◆ **REQUIRED WORK**: Make an exact copy of the entries below.

***** MATERIAL SUPPLIED *****

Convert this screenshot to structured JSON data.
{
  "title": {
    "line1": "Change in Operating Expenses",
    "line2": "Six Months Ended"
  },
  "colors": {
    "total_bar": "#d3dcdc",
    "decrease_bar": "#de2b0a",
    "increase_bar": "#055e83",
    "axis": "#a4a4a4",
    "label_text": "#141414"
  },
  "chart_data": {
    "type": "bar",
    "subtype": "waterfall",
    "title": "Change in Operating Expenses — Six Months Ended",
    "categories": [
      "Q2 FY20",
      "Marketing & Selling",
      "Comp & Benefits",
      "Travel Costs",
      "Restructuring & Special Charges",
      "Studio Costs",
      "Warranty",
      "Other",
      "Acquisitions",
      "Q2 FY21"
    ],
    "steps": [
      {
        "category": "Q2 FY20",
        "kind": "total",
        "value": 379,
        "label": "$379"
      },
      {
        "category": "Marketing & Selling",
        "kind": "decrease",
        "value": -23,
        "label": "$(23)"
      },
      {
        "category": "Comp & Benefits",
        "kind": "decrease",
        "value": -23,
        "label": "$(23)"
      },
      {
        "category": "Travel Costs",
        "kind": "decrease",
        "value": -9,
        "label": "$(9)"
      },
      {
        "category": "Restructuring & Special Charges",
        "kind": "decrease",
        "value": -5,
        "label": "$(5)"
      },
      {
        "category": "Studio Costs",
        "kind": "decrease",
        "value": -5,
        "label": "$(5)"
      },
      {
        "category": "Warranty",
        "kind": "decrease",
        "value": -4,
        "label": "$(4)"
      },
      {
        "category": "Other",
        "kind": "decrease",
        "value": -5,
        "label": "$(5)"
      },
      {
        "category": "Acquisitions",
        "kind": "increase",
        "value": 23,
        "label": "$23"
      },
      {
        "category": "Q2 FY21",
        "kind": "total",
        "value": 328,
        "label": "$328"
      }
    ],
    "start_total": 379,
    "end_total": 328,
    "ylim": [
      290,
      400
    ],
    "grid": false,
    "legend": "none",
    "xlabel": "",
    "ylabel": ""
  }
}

*****

◆ **FINAL RESULT**:
Convert this screenshot to structured JSON data.
{
  "title": {
    "line1": "Change in Operating Expenses",
    "line2": "Six Months Ended"
  },
  "colors": {
    "total_bar": "#d3dcdc",
    "decrease_bar": "#de2b0a",
    "increase_bar": "#055e83",
    "axis": "#a4a4a4",
    "label_text": "#141414"
  },
  "chart_data": {
    "type": "bar",
    "subtype": "waterfall",
    "title": "Change in Operating Expenses — Six Months Ended",
    "categories": [
      "Q2 FY20",
      "Marketing & Selling",
      "Comp & Benefits",
      "Travel Costs",
      "Restructuring & Special Charges",
      "Studio Costs",
      "Warranty",
      "Other",
      "Acquisitions",
      "Q2 FY21"
    ],
    "steps": [
      {
        "category": "Q2 FY20",
        "kind": "total",
        "value": 379,
        "label": "$379"
      },
      {
        "category": "Marketing & Selling",
        "kind": "decrease",
        "value": -23,
        "label": "$(23)"
      },
      {
        "category": "Comp & Benefits",
        "kind": "decrease",
        "value": -23,
        "label": "$(23)"
      },
      {
        "category": "Travel Costs",
        "kind": "decrease",
        "value": -9,
        "label": "$(9)"
      },
      {
        "category": "Restructuring & Special Charges",
        "kind": "decrease",
        "value": -5,
        "label": "$(5)"
      },
      {
        "category": "Studio Costs",
        "kind": "decrease",
        "value": -5,
        "label": "$(5)"
      },
      {
        "category": "Warranty",
        "kind": "decrease",
        "value": -4,
        "label": "$(4)"
      },
      {
        "category": "Other",
        "kind": "decrease",
        "value": -5,
        "label": "$(5)"
      },
      {
        "category": "Acquisitions",
        "kind": "increase",
        "value": 23,
        "label": "$23"
      },
      {
        "category": "Q2 FY21",
        "kind": "total",
        "value": 328,
        "label": "$328"
      }
    ],
    "start_total": 379,
    "end_total": 328,
    "ylim": [
      290,
      400
    ],
    "grid": false,
    "legend": "none",
    "xlabel": "",
    "ylabel": ""
  }
}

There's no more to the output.